* Written task *
Each entry below should be echoed exactly, with pictures omitted.
- - - - -
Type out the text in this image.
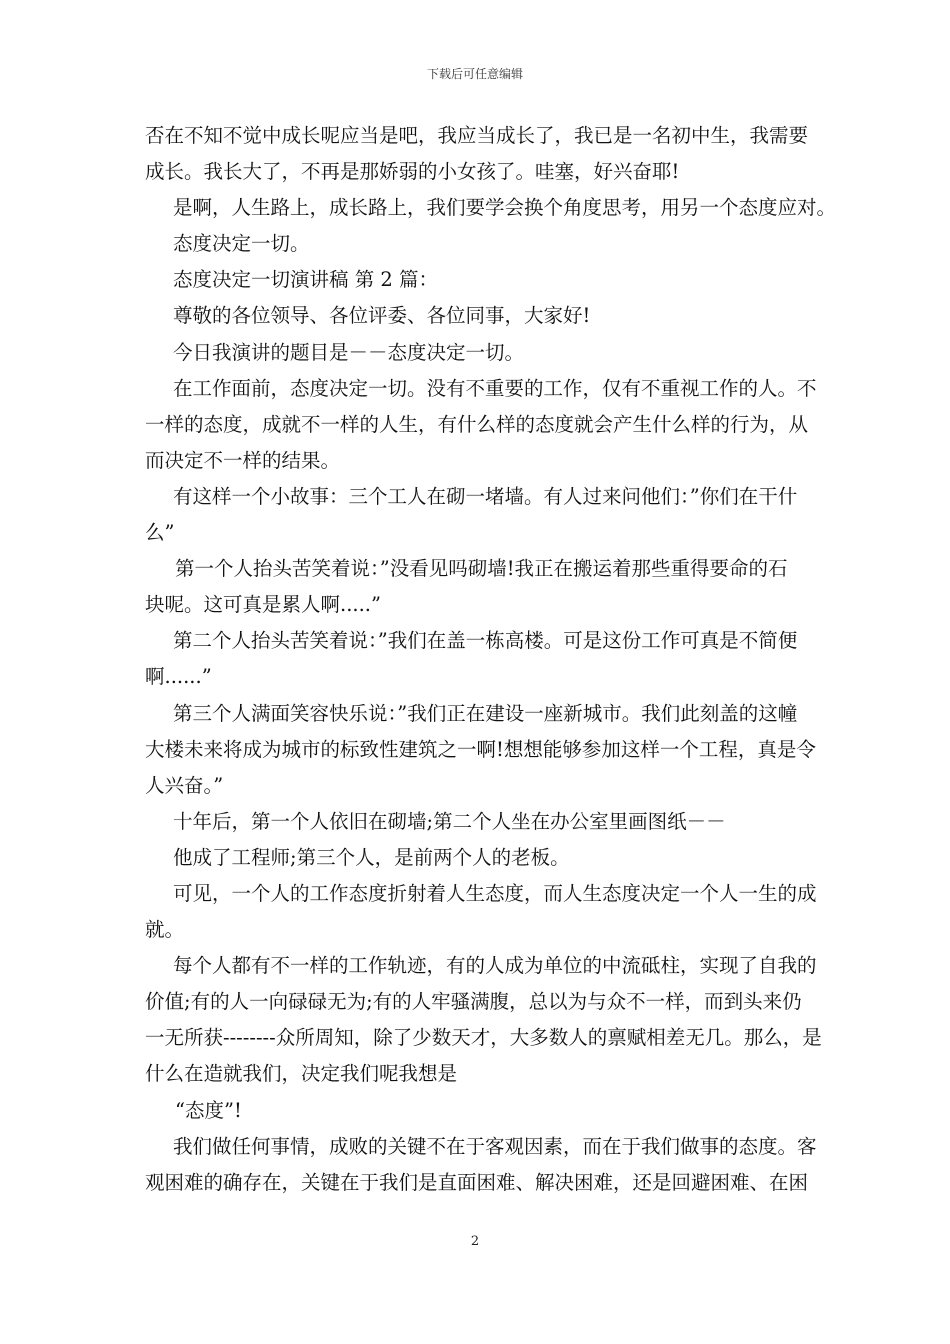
下载后可任意编辑
否在不知不觉中成长呢应当是吧，我应当成长了，我已是一名初中生，我需要
成长。我长大了，不再是那娇弱的小女孩了。哇塞，好兴奋耶!
是啊，人生路上，成长路上，我们要学会换个角度思考，用另一个态度应对。
态度决定一切。
态度决定一切演讲稿 第 2 篇：
尊敬的各位领导、各位评委、各位同事，大家好!
今日我演讲的题目是－－态度决定一切。
在工作面前，态度决定一切。没有不重要的工作，仅有不重视工作的人。不
一样的态度，成就不一样的人生，有什么样的态度就会产生什么样的行为，从
而决定不一样的结果。
有这样一个小故事：三个工人在砌一堵墙。有人过来问他们：”你们在干什
么”
第一个人抬头苦笑着说：”没看见吗砌墙!我正在搬运着那些重得要命的石
块呢。这可真是累人啊.....”
第二个人抬头苦笑着说：”我们在盖一栋高楼。可是这份工作可真是不简便
啊......”
第三个人满面笑容快乐说：”我们正在建设一座新城市。我们此刻盖的这幢
大楼未来将成为城市的标致性建筑之一啊!想想能够参加这样一个工程，真是令
人兴奋。”
十年后，第一个人依旧在砌墙;第二个人坐在办公室里画图纸－－
他成了工程师;第三个人，是前两个人的老板。
可见，一个人的工作态度折射着人生态度，而人生态度决定一个人一生的成
就。
每个人都有不一样的工作轨迹，有的人成为单位的中流砥柱，实现了自我的
价值;有的人一向碌碌无为;有的人牢骚满腹，总以为与众不一样，而到头来仍
一无所获--------众所周知，除了少数天才，大多数人的禀赋相差无几。那么，是
什么在造就我们，决定我们呢我想是
“态度”!
我们做任何事情，成败的关键不在于客观因素，而在于我们做事的态度。客
观困难的确存在，关键在于我们是直面困难、解决困难，还是回避困难、在困
2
- - - - -
* The result *
Type out the text in this image.
下载后可任意编辑
否在不知不觉中成长呢应当是吧，我应当成长了，我已是一名初中生，我需要
成长。我长大了，不再是那娇弱的小女孩了。哇塞，好兴奋耶!
是啊，人生路上，成长路上，我们要学会换个角度思考，用另一个态度应对。
态度决定一切。
态度决定一切演讲稿 第 2 篇：
尊敬的各位领导、各位评委、各位同事，大家好!
今日我演讲的题目是－－态度决定一切。
在工作面前，态度决定一切。没有不重要的工作，仅有不重视工作的人。不
一样的态度，成就不一样的人生，有什么样的态度就会产生什么样的行为，从
而决定不一样的结果。
有这样一个小故事：三个工人在砌一堵墙。有人过来问他们：”你们在干什
么”
第一个人抬头苦笑着说：”没看见吗砌墙!我正在搬运着那些重得要命的石
块呢。这可真是累人啊.....”
第二个人抬头苦笑着说：”我们在盖一栋高楼。可是这份工作可真是不简便
啊......”
第三个人满面笑容快乐说：”我们正在建设一座新城市。我们此刻盖的这幢
大楼未来将成为城市的标致性建筑之一啊!想想能够参加这样一个工程，真是令
人兴奋。”
十年后，第一个人依旧在砌墙;第二个人坐在办公室里画图纸－－
他成了工程师;第三个人，是前两个人的老板。
可见，一个人的工作态度折射着人生态度，而人生态度决定一个人一生的成
就。
每个人都有不一样的工作轨迹，有的人成为单位的中流砥柱，实现了自我的
价值;有的人一向碌碌无为;有的人牢骚满腹，总以为与众不一样，而到头来仍
一无所获--------众所周知，除了少数天才，大多数人的禀赋相差无几。那么，是
什么在造就我们，决定我们呢我想是
“态度”!
我们做任何事情，成败的关键不在于客观因素，而在于我们做事的态度。客
观困难的确存在，关键在于我们是直面困难、解决困难，还是回避困难、在困
2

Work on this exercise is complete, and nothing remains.